▸ **Do this**
Below is a block of records. Copy every line in it that contains the word "xlabel".

▸ **Raw records**
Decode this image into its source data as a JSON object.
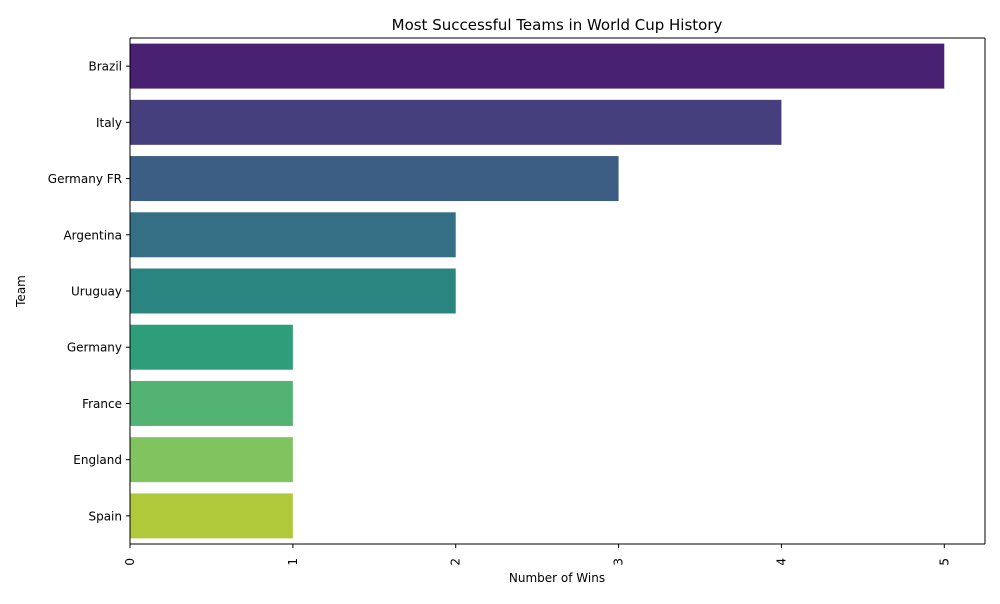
{
  "chart_data": {
    "type": "bar",
    "orientation": "horizontal",
    "title": "Most Successful Teams in World Cup History",
    "xlabel": "Number of Wins",
    "ylabel": "Team",
    "categories": [
      "Brazil",
      "Italy",
      "Germany FR",
      "Argentina",
      "Uruguay",
      "Germany",
      "France",
      "England",
      "Spain"
    ],
    "values": [
      5,
      4,
      3,
      2,
      2,
      1,
      1,
      1,
      1
    ],
    "xlim": [
      0,
      5.25
    ],
    "xticks": [
      "0",
      "1",
      "2",
      "3",
      "4",
      "5"
    ],
    "grid": false,
    "legend": "none",
    "colors": [
      "#482172",
      "#453f7e",
      "#3d5e84",
      "#356f86",
      "#2a8581",
      "#2d9e79",
      "#52b372",
      "#80c35f",
      "#b0c93b"
    ]
  }
}
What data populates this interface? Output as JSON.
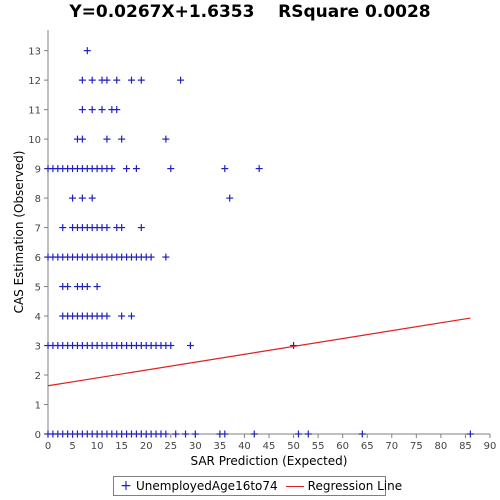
{
  "chart_data": {
    "type": "scatter",
    "title": "Y=0.0267X+1.6353    RSquare 0.0028",
    "xlabel": "SAR Prediction (Expected)",
    "ylabel": "CAS Estimation (Observed)",
    "xlim": [
      0,
      90
    ],
    "ylim": [
      0,
      13.7
    ],
    "xticks": [
      0,
      5,
      10,
      15,
      20,
      25,
      30,
      35,
      40,
      45,
      50,
      55,
      60,
      65,
      70,
      75,
      80,
      85,
      90
    ],
    "yticks": [
      0,
      1,
      2,
      3,
      4,
      5,
      6,
      7,
      8,
      9,
      10,
      11,
      12,
      13
    ],
    "grid": false,
    "legend_position": "bottom",
    "series": [
      {
        "name": "UnemployedAge16to74",
        "marker": "plus",
        "color": "#2020c0",
        "points": [
          [
            0,
            0
          ],
          [
            1,
            0
          ],
          [
            2,
            0
          ],
          [
            3,
            0
          ],
          [
            4,
            0
          ],
          [
            5,
            0
          ],
          [
            6,
            0
          ],
          [
            7,
            0
          ],
          [
            8,
            0
          ],
          [
            9,
            0
          ],
          [
            10,
            0
          ],
          [
            11,
            0
          ],
          [
            12,
            0
          ],
          [
            13,
            0
          ],
          [
            14,
            0
          ],
          [
            15,
            0
          ],
          [
            16,
            0
          ],
          [
            17,
            0
          ],
          [
            18,
            0
          ],
          [
            19,
            0
          ],
          [
            20,
            0
          ],
          [
            21,
            0
          ],
          [
            22,
            0
          ],
          [
            23,
            0
          ],
          [
            24,
            0
          ],
          [
            26,
            0
          ],
          [
            28,
            0
          ],
          [
            30,
            0
          ],
          [
            35,
            0
          ],
          [
            36,
            0
          ],
          [
            42,
            0
          ],
          [
            51,
            0
          ],
          [
            53,
            0
          ],
          [
            64,
            0
          ],
          [
            86,
            0
          ],
          [
            0,
            3
          ],
          [
            1,
            3
          ],
          [
            2,
            3
          ],
          [
            3,
            3
          ],
          [
            4,
            3
          ],
          [
            5,
            3
          ],
          [
            6,
            3
          ],
          [
            7,
            3
          ],
          [
            8,
            3
          ],
          [
            9,
            3
          ],
          [
            10,
            3
          ],
          [
            11,
            3
          ],
          [
            12,
            3
          ],
          [
            13,
            3
          ],
          [
            14,
            3
          ],
          [
            15,
            3
          ],
          [
            16,
            3
          ],
          [
            17,
            3
          ],
          [
            18,
            3
          ],
          [
            19,
            3
          ],
          [
            20,
            3
          ],
          [
            21,
            3
          ],
          [
            22,
            3
          ],
          [
            23,
            3
          ],
          [
            24,
            3
          ],
          [
            25,
            3
          ],
          [
            29,
            3
          ],
          [
            50,
            3
          ],
          [
            3,
            4
          ],
          [
            4,
            4
          ],
          [
            5,
            4
          ],
          [
            6,
            4
          ],
          [
            7,
            4
          ],
          [
            8,
            4
          ],
          [
            9,
            4
          ],
          [
            10,
            4
          ],
          [
            11,
            4
          ],
          [
            12,
            4
          ],
          [
            15,
            4
          ],
          [
            17,
            4
          ],
          [
            3,
            5
          ],
          [
            4,
            5
          ],
          [
            6,
            5
          ],
          [
            7,
            5
          ],
          [
            8,
            5
          ],
          [
            10,
            5
          ],
          [
            0,
            6
          ],
          [
            1,
            6
          ],
          [
            2,
            6
          ],
          [
            3,
            6
          ],
          [
            4,
            6
          ],
          [
            5,
            6
          ],
          [
            6,
            6
          ],
          [
            7,
            6
          ],
          [
            8,
            6
          ],
          [
            9,
            6
          ],
          [
            10,
            6
          ],
          [
            11,
            6
          ],
          [
            12,
            6
          ],
          [
            13,
            6
          ],
          [
            14,
            6
          ],
          [
            15,
            6
          ],
          [
            16,
            6
          ],
          [
            17,
            6
          ],
          [
            18,
            6
          ],
          [
            19,
            6
          ],
          [
            20,
            6
          ],
          [
            21,
            6
          ],
          [
            24,
            6
          ],
          [
            3,
            7
          ],
          [
            5,
            7
          ],
          [
            6,
            7
          ],
          [
            7,
            7
          ],
          [
            8,
            7
          ],
          [
            9,
            7
          ],
          [
            10,
            7
          ],
          [
            11,
            7
          ],
          [
            12,
            7
          ],
          [
            14,
            7
          ],
          [
            15,
            7
          ],
          [
            19,
            7
          ],
          [
            5,
            8
          ],
          [
            7,
            8
          ],
          [
            9,
            8
          ],
          [
            37,
            8
          ],
          [
            0,
            9
          ],
          [
            1,
            9
          ],
          [
            2,
            9
          ],
          [
            3,
            9
          ],
          [
            4,
            9
          ],
          [
            5,
            9
          ],
          [
            6,
            9
          ],
          [
            7,
            9
          ],
          [
            8,
            9
          ],
          [
            9,
            9
          ],
          [
            10,
            9
          ],
          [
            11,
            9
          ],
          [
            12,
            9
          ],
          [
            13,
            9
          ],
          [
            16,
            9
          ],
          [
            18,
            9
          ],
          [
            25,
            9
          ],
          [
            36,
            9
          ],
          [
            43,
            9
          ],
          [
            6,
            10
          ],
          [
            7,
            10
          ],
          [
            12,
            10
          ],
          [
            15,
            10
          ],
          [
            24,
            10
          ],
          [
            7,
            11
          ],
          [
            9,
            11
          ],
          [
            11,
            11
          ],
          [
            13,
            11
          ],
          [
            14,
            11
          ],
          [
            7,
            12
          ],
          [
            9,
            12
          ],
          [
            11,
            12
          ],
          [
            12,
            12
          ],
          [
            14,
            12
          ],
          [
            17,
            12
          ],
          [
            19,
            12
          ],
          [
            27,
            12
          ],
          [
            8,
            13
          ]
        ]
      },
      {
        "name": "Regression Line",
        "type": "line",
        "color": "#e02020",
        "slope": 0.0267,
        "intercept": 1.6353,
        "x_range": [
          0,
          86
        ]
      }
    ]
  }
}
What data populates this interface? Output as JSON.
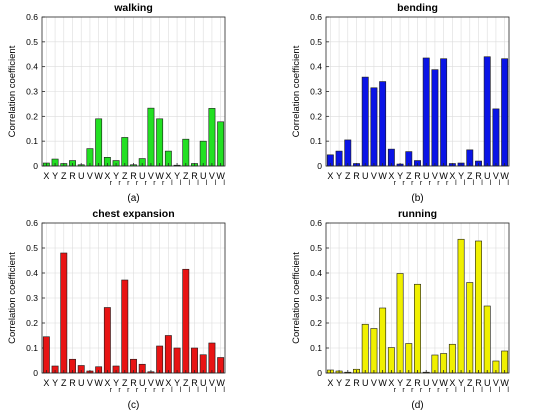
{
  "chart_data": [
    {
      "type": "bar",
      "title": "walking",
      "ylabel": "Correlation coefficient",
      "ylim": [
        0,
        0.6
      ],
      "yticks": [
        "0",
        "0.1",
        "0.2",
        "0.3",
        "0.4",
        "0.5",
        "0.6"
      ],
      "grid": true,
      "color": "#22e022",
      "panel_label": "(a)",
      "categories": [
        {
          "main": "X",
          "sub": ""
        },
        {
          "main": "Y",
          "sub": ""
        },
        {
          "main": "Z",
          "sub": ""
        },
        {
          "main": "R",
          "sub": ""
        },
        {
          "main": "U",
          "sub": ""
        },
        {
          "main": "V",
          "sub": ""
        },
        {
          "main": "W",
          "sub": ""
        },
        {
          "main": "X",
          "sub": "r"
        },
        {
          "main": "Y",
          "sub": "r"
        },
        {
          "main": "Z",
          "sub": "r"
        },
        {
          "main": "R",
          "sub": "r"
        },
        {
          "main": "U",
          "sub": "r"
        },
        {
          "main": "V",
          "sub": "r"
        },
        {
          "main": "W",
          "sub": "r"
        },
        {
          "main": "X",
          "sub": "l"
        },
        {
          "main": "Y",
          "sub": "l"
        },
        {
          "main": "Z",
          "sub": "l"
        },
        {
          "main": "R",
          "sub": "l"
        },
        {
          "main": "U",
          "sub": "l"
        },
        {
          "main": "V",
          "sub": "l"
        },
        {
          "main": "W",
          "sub": "l"
        }
      ],
      "values": [
        0.012,
        0.028,
        0.01,
        0.022,
        0.005,
        0.07,
        0.19,
        0.035,
        0.022,
        0.115,
        0.005,
        0.03,
        0.233,
        0.19,
        0.06,
        0.003,
        0.108,
        0.01,
        0.1,
        0.232,
        0.178
      ]
    },
    {
      "type": "bar",
      "title": "bending",
      "ylabel": "Correlation coefficient",
      "ylim": [
        0,
        0.6
      ],
      "yticks": [
        "0",
        "0.1",
        "0.2",
        "0.3",
        "0.4",
        "0.5",
        "0.6"
      ],
      "grid": true,
      "color": "#0a14e6",
      "panel_label": "(b)",
      "categories": [
        {
          "main": "X",
          "sub": ""
        },
        {
          "main": "Y",
          "sub": ""
        },
        {
          "main": "Z",
          "sub": ""
        },
        {
          "main": "R",
          "sub": ""
        },
        {
          "main": "U",
          "sub": ""
        },
        {
          "main": "V",
          "sub": ""
        },
        {
          "main": "W",
          "sub": ""
        },
        {
          "main": "X",
          "sub": "r"
        },
        {
          "main": "Y",
          "sub": "r"
        },
        {
          "main": "Z",
          "sub": "r"
        },
        {
          "main": "R",
          "sub": "r"
        },
        {
          "main": "U",
          "sub": "r"
        },
        {
          "main": "V",
          "sub": "r"
        },
        {
          "main": "W",
          "sub": "r"
        },
        {
          "main": "X",
          "sub": "l"
        },
        {
          "main": "Y",
          "sub": "l"
        },
        {
          "main": "Z",
          "sub": "l"
        },
        {
          "main": "R",
          "sub": "l"
        },
        {
          "main": "U",
          "sub": "l"
        },
        {
          "main": "V",
          "sub": "l"
        },
        {
          "main": "W",
          "sub": "l"
        }
      ],
      "values": [
        0.045,
        0.06,
        0.105,
        0.01,
        0.358,
        0.315,
        0.34,
        0.068,
        0.008,
        0.058,
        0.022,
        0.435,
        0.388,
        0.432,
        0.01,
        0.012,
        0.065,
        0.02,
        0.44,
        0.23,
        0.432
      ]
    },
    {
      "type": "bar",
      "title": "chest expansion",
      "ylabel": "Correlation coefficient",
      "ylim": [
        0,
        0.6
      ],
      "yticks": [
        "0",
        "0.1",
        "0.2",
        "0.3",
        "0.4",
        "0.5",
        "0.6"
      ],
      "grid": true,
      "color": "#e81414",
      "panel_label": "(c)",
      "categories": [
        {
          "main": "X",
          "sub": ""
        },
        {
          "main": "Y",
          "sub": ""
        },
        {
          "main": "Z",
          "sub": ""
        },
        {
          "main": "R",
          "sub": ""
        },
        {
          "main": "U",
          "sub": ""
        },
        {
          "main": "V",
          "sub": ""
        },
        {
          "main": "W",
          "sub": ""
        },
        {
          "main": "X",
          "sub": "r"
        },
        {
          "main": "Y",
          "sub": "r"
        },
        {
          "main": "Z",
          "sub": "r"
        },
        {
          "main": "R",
          "sub": "r"
        },
        {
          "main": "U",
          "sub": "r"
        },
        {
          "main": "V",
          "sub": "r"
        },
        {
          "main": "W",
          "sub": "r"
        },
        {
          "main": "X",
          "sub": "l"
        },
        {
          "main": "Y",
          "sub": "l"
        },
        {
          "main": "Z",
          "sub": "l"
        },
        {
          "main": "R",
          "sub": "l"
        },
        {
          "main": "U",
          "sub": "l"
        },
        {
          "main": "V",
          "sub": "l"
        },
        {
          "main": "W",
          "sub": "l"
        }
      ],
      "values": [
        0.145,
        0.028,
        0.48,
        0.055,
        0.03,
        0.008,
        0.025,
        0.262,
        0.028,
        0.372,
        0.055,
        0.035,
        0.005,
        0.108,
        0.15,
        0.1,
        0.415,
        0.1,
        0.073,
        0.12,
        0.062
      ]
    },
    {
      "type": "bar",
      "title": "running",
      "ylabel": "Correlation coefficient",
      "ylim": [
        0,
        0.6
      ],
      "yticks": [
        "0",
        "0.1",
        "0.2",
        "0.3",
        "0.4",
        "0.5",
        "0.6"
      ],
      "grid": true,
      "color": "#f0f000",
      "panel_label": "(d)",
      "categories": [
        {
          "main": "X",
          "sub": ""
        },
        {
          "main": "Y",
          "sub": ""
        },
        {
          "main": "Z",
          "sub": ""
        },
        {
          "main": "R",
          "sub": ""
        },
        {
          "main": "U",
          "sub": ""
        },
        {
          "main": "V",
          "sub": ""
        },
        {
          "main": "W",
          "sub": ""
        },
        {
          "main": "X",
          "sub": "r"
        },
        {
          "main": "Y",
          "sub": "r"
        },
        {
          "main": "Z",
          "sub": "r"
        },
        {
          "main": "R",
          "sub": "r"
        },
        {
          "main": "U",
          "sub": "r"
        },
        {
          "main": "V",
          "sub": "r"
        },
        {
          "main": "W",
          "sub": "r"
        },
        {
          "main": "X",
          "sub": "l"
        },
        {
          "main": "Y",
          "sub": "l"
        },
        {
          "main": "Z",
          "sub": "l"
        },
        {
          "main": "R",
          "sub": "l"
        },
        {
          "main": "U",
          "sub": "l"
        },
        {
          "main": "V",
          "sub": "l"
        },
        {
          "main": "W",
          "sub": "l"
        }
      ],
      "values": [
        0.012,
        0.008,
        0.003,
        0.015,
        0.195,
        0.178,
        0.26,
        0.102,
        0.398,
        0.118,
        0.355,
        0.003,
        0.072,
        0.078,
        0.115,
        0.535,
        0.362,
        0.528,
        0.268,
        0.048,
        0.088
      ]
    }
  ]
}
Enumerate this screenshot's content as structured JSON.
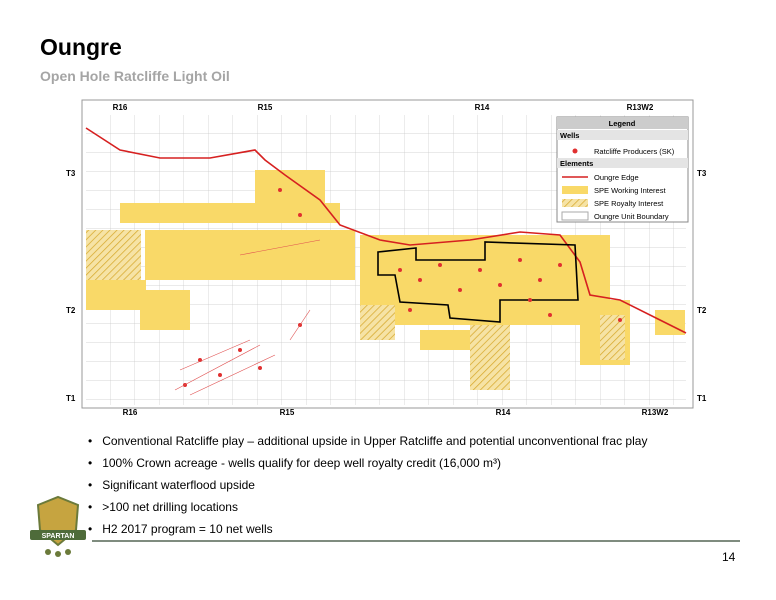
{
  "header": {
    "title": "Oungre",
    "subtitle": "Open Hole Ratcliffe Light Oil"
  },
  "map": {
    "top_ranges": [
      "R16",
      "R15",
      "R14",
      "R13W2"
    ],
    "bottom_ranges": [
      "R16",
      "R15",
      "R14",
      "R13W2"
    ],
    "left_townships": [
      "T3",
      "T2",
      "T1"
    ],
    "right_townships": [
      "T3",
      "T2",
      "T1"
    ],
    "legend": {
      "title": "Legend",
      "wells_heading": "Wells",
      "wells_item": "Ratcliffe Producers (SK)",
      "elements_heading": "Elements",
      "items": [
        "Oungre Edge",
        "SPE Working Interest",
        "SPE Royalty Interest",
        "Oungre Unit Boundary"
      ]
    }
  },
  "bullets": [
    "Conventional Ratcliffe play – additional upside in Upper Ratcliffe and potential unconventional frac play",
    "100% Crown acreage - wells qualify for deep well royalty credit (16,000 m³)",
    "Significant waterflood upside",
    ">100 net drilling locations",
    "H2 2017 program = 10 net wells"
  ],
  "logo": {
    "text": "SPARTAN"
  },
  "page_number": "14"
}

▸ **Exercise output**
    "xlabel": "Number of Wins",
    "xlabel": "SAR Prediction (Expected)",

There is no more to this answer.